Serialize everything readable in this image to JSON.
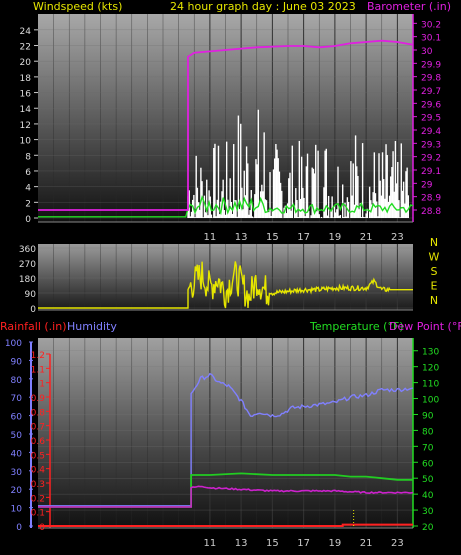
{
  "header": {
    "left": "Windspeed (kts)",
    "center": "24 hour graph day : June 03 2023",
    "right": "Barometer (.in)"
  },
  "mid_header": {
    "left1": "Rainfall (.in)",
    "left2": "Humidity",
    "right1": "Temperature (°F)",
    "right2": "Dew Point (°F)"
  },
  "colors": {
    "wind": "#ffffff",
    "gust_green": "#22dd22",
    "barometer": "#e020e0",
    "direction": "#e6e600",
    "humidity": "#8080ff",
    "temperature": "#22cc22",
    "dewpoint": "#cc22cc",
    "rain": "#ff2020",
    "header_yellow": "#e6e600",
    "header_magenta": "#e020e0",
    "axis_green": "#22dd22"
  },
  "chart_data": [
    {
      "type": "line",
      "name": "wind-barometer",
      "x_ticks": [
        "11",
        "13",
        "15",
        "17",
        "19",
        "21",
        "23"
      ],
      "y_left_ticks": [
        "0",
        "2",
        "4",
        "6",
        "8",
        "10",
        "12",
        "14",
        "16",
        "18",
        "20",
        "22",
        "24"
      ],
      "y_left_range": [
        0,
        25
      ],
      "y_right_ticks": [
        "28.8",
        "28.9",
        "29",
        "29.1",
        "29.2",
        "29.3",
        "29.4",
        "29.5",
        "29.6",
        "29.7",
        "29.8",
        "29.9",
        "30",
        "30.1",
        "30.2"
      ],
      "y_right_range": [
        28.74,
        30.27
      ],
      "series": [
        {
          "axis": "right",
          "x": [
            0,
            9.6,
            9.6,
            10,
            12,
            14,
            16,
            17,
            18,
            19,
            20,
            21,
            22,
            23,
            24
          ],
          "values": [
            28.8,
            28.8,
            29.95,
            29.98,
            30.0,
            30.02,
            30.03,
            30.03,
            30.02,
            30.03,
            30.05,
            30.06,
            30.07,
            30.06,
            30.04
          ]
        }
      ]
    },
    {
      "type": "line",
      "name": "wind-direction",
      "x_ticks": [
        "11",
        "13",
        "15",
        "17",
        "19",
        "21",
        "23"
      ],
      "y_left_ticks": [
        "0",
        "90",
        "180",
        "270",
        "360"
      ],
      "y_left_range": [
        0,
        360
      ],
      "y_right_ticks": [
        "N",
        "W",
        "S",
        "E",
        "N"
      ],
      "series": [
        {
          "x": [
            0,
            9.6,
            9.6,
            10,
            10.5,
            11,
            11.5,
            12,
            12.5,
            13,
            13.5,
            14,
            14.5,
            15,
            16,
            17,
            18,
            19,
            20,
            21,
            21.5,
            22,
            23,
            24
          ],
          "values": [
            0,
            0,
            110,
            160,
            200,
            120,
            180,
            90,
            200,
            150,
            60,
            170,
            110,
            90,
            100,
            110,
            110,
            120,
            120,
            120,
            160,
            110,
            110,
            110
          ]
        }
      ]
    },
    {
      "type": "line",
      "name": "temp-humidity-rain",
      "x_ticks": [
        "11",
        "13",
        "15",
        "17",
        "19",
        "21",
        "23"
      ],
      "humidity_ticks": [
        "0",
        "10",
        "20",
        "30",
        "40",
        "50",
        "60",
        "70",
        "80",
        "90",
        "100"
      ],
      "rain_ticks": [
        "0",
        "0.1",
        "0.2",
        "0.3",
        "0.4",
        "0.5",
        "0.6",
        "0.7",
        "0.8",
        "0.9",
        "1",
        "1.1",
        "1.2"
      ],
      "temp_ticks": [
        "20",
        "30",
        "40",
        "50",
        "60",
        "70",
        "80",
        "90",
        "100",
        "110",
        "120",
        "130"
      ],
      "temp_range": [
        20,
        138
      ],
      "series": [
        {
          "name": "Humidity",
          "x": [
            0,
            9.8,
            9.8,
            10.4,
            11,
            11.6,
            12.2,
            13,
            13.6,
            14.2,
            15,
            15.6,
            16.2,
            17,
            18,
            19,
            20,
            21,
            22,
            23,
            24
          ],
          "values": [
            11,
            11,
            72,
            80,
            82,
            78,
            76,
            68,
            60,
            62,
            60,
            61,
            64,
            65,
            66,
            67,
            70,
            71,
            74,
            74,
            75
          ]
        },
        {
          "name": "Temperature",
          "x": [
            0,
            9.8,
            9.8,
            11,
            13,
            15,
            17,
            19,
            20,
            21,
            22,
            23,
            24
          ],
          "values": [
            32,
            32,
            52,
            52,
            53,
            52,
            52,
            52,
            51,
            51,
            50,
            49,
            49
          ]
        },
        {
          "name": "Dew Point",
          "x": [
            0,
            9.8,
            9.8,
            10.5,
            11,
            13,
            15,
            17,
            19,
            21,
            23,
            24
          ],
          "values": [
            32,
            32,
            44,
            45,
            44,
            43,
            42,
            42,
            42,
            41,
            41,
            41
          ]
        },
        {
          "name": "Rainfall",
          "x": [
            0,
            19.5,
            19.5,
            24
          ],
          "values": [
            0,
            0,
            0.01,
            0.01
          ]
        }
      ]
    }
  ]
}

-=-=-=-=-

Written task —
Each record above must be returned exactly as written, with its pictures omitted.

Solution for this problem —
Serialize everything readable in this image to JSON.
{
  "header": {
    "left": "Windspeed (kts)",
    "center": "24 hour graph day : June 03 2023",
    "right": "Barometer (.in)"
  },
  "mid_header": {
    "left1": "Rainfall (.in)",
    "left2": "Humidity",
    "right1": "Temperature (°F)",
    "right2": "Dew Point (°F)"
  },
  "colors": {
    "wind": "#ffffff",
    "gust_green": "#22dd22",
    "barometer": "#e020e0",
    "direction": "#e6e600",
    "humidity": "#8080ff",
    "temperature": "#22cc22",
    "dewpoint": "#cc22cc",
    "rain": "#ff2020",
    "header_yellow": "#e6e600",
    "header_magenta": "#e020e0",
    "axis_green": "#22dd22"
  },
  "chart_data": [
    {
      "type": "line",
      "name": "wind-barometer",
      "x_ticks": [
        "11",
        "13",
        "15",
        "17",
        "19",
        "21",
        "23"
      ],
      "y_left_ticks": [
        "0",
        "2",
        "4",
        "6",
        "8",
        "10",
        "12",
        "14",
        "16",
        "18",
        "20",
        "22",
        "24"
      ],
      "y_left_range": [
        0,
        25
      ],
      "y_right_ticks": [
        "28.8",
        "28.9",
        "29",
        "29.1",
        "29.2",
        "29.3",
        "29.4",
        "29.5",
        "29.6",
        "29.7",
        "29.8",
        "29.9",
        "30",
        "30.1",
        "30.2"
      ],
      "y_right_range": [
        28.74,
        30.27
      ],
      "series": [
        {
          "axis": "right",
          "x": [
            0,
            9.6,
            9.6,
            10,
            12,
            14,
            16,
            17,
            18,
            19,
            20,
            21,
            22,
            23,
            24
          ],
          "values": [
            28.8,
            28.8,
            29.95,
            29.98,
            30.0,
            30.02,
            30.03,
            30.03,
            30.02,
            30.03,
            30.05,
            30.06,
            30.07,
            30.06,
            30.04
          ]
        }
      ]
    },
    {
      "type": "line",
      "name": "wind-direction",
      "x_ticks": [
        "11",
        "13",
        "15",
        "17",
        "19",
        "21",
        "23"
      ],
      "y_left_ticks": [
        "0",
        "90",
        "180",
        "270",
        "360"
      ],
      "y_left_range": [
        0,
        360
      ],
      "y_right_ticks": [
        "N",
        "W",
        "S",
        "E",
        "N"
      ],
      "series": [
        {
          "x": [
            0,
            9.6,
            9.6,
            10,
            10.5,
            11,
            11.5,
            12,
            12.5,
            13,
            13.5,
            14,
            14.5,
            15,
            16,
            17,
            18,
            19,
            20,
            21,
            21.5,
            22,
            23,
            24
          ],
          "values": [
            0,
            0,
            110,
            160,
            200,
            120,
            180,
            90,
            200,
            150,
            60,
            170,
            110,
            90,
            100,
            110,
            110,
            120,
            120,
            120,
            160,
            110,
            110,
            110
          ]
        }
      ]
    },
    {
      "type": "line",
      "name": "temp-humidity-rain",
      "x_ticks": [
        "11",
        "13",
        "15",
        "17",
        "19",
        "21",
        "23"
      ],
      "humidity_ticks": [
        "0",
        "10",
        "20",
        "30",
        "40",
        "50",
        "60",
        "70",
        "80",
        "90",
        "100"
      ],
      "rain_ticks": [
        "0",
        "0.1",
        "0.2",
        "0.3",
        "0.4",
        "0.5",
        "0.6",
        "0.7",
        "0.8",
        "0.9",
        "1",
        "1.1",
        "1.2"
      ],
      "temp_ticks": [
        "20",
        "30",
        "40",
        "50",
        "60",
        "70",
        "80",
        "90",
        "100",
        "110",
        "120",
        "130"
      ],
      "temp_range": [
        20,
        138
      ],
      "series": [
        {
          "name": "Humidity",
          "x": [
            0,
            9.8,
            9.8,
            10.4,
            11,
            11.6,
            12.2,
            13,
            13.6,
            14.2,
            15,
            15.6,
            16.2,
            17,
            18,
            19,
            20,
            21,
            22,
            23,
            24
          ],
          "values": [
            11,
            11,
            72,
            80,
            82,
            78,
            76,
            68,
            60,
            62,
            60,
            61,
            64,
            65,
            66,
            67,
            70,
            71,
            74,
            74,
            75
          ]
        },
        {
          "name": "Temperature",
          "x": [
            0,
            9.8,
            9.8,
            11,
            13,
            15,
            17,
            19,
            20,
            21,
            22,
            23,
            24
          ],
          "values": [
            32,
            32,
            52,
            52,
            53,
            52,
            52,
            52,
            51,
            51,
            50,
            49,
            49
          ]
        },
        {
          "name": "Dew Point",
          "x": [
            0,
            9.8,
            9.8,
            10.5,
            11,
            13,
            15,
            17,
            19,
            21,
            23,
            24
          ],
          "values": [
            32,
            32,
            44,
            45,
            44,
            43,
            42,
            42,
            42,
            41,
            41,
            41
          ]
        },
        {
          "name": "Rainfall",
          "x": [
            0,
            19.5,
            19.5,
            24
          ],
          "values": [
            0,
            0,
            0.01,
            0.01
          ]
        }
      ]
    }
  ]
}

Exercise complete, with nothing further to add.